• What is needed
How many lines in the records below contain the word "shape"? Give only the number.

## START Supplied material

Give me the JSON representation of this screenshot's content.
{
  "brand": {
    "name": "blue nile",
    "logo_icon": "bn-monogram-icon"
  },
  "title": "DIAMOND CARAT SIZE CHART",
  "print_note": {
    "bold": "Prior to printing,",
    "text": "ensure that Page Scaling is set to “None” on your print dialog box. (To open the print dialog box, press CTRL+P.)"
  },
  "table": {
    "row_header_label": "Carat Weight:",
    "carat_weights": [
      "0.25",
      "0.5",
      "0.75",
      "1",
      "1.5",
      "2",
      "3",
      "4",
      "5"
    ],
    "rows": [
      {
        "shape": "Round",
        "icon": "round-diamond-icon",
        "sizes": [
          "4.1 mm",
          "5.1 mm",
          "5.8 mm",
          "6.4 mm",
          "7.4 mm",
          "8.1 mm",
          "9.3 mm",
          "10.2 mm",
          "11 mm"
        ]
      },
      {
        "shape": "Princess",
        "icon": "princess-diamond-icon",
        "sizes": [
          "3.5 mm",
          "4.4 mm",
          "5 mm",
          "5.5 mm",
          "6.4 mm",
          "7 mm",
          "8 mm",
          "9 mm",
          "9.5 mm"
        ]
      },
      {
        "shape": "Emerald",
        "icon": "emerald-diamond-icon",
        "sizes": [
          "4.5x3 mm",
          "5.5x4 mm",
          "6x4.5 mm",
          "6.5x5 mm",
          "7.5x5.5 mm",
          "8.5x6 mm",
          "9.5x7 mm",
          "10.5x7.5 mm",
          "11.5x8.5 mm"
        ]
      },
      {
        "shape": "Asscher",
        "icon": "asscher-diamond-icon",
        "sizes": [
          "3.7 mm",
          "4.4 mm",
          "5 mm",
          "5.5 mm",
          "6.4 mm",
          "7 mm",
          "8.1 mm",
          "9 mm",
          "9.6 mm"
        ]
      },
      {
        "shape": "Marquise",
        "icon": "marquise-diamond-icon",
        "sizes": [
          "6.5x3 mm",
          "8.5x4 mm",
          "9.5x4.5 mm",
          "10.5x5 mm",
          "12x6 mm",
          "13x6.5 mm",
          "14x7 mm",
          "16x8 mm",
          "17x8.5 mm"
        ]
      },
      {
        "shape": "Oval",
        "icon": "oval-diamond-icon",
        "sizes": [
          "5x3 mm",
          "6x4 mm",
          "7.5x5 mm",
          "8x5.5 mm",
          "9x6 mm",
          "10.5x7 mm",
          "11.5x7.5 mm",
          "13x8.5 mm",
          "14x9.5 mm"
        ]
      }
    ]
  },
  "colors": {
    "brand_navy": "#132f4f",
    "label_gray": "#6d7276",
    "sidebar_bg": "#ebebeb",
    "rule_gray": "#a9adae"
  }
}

## END Supplied material

• Solution for this exercise
6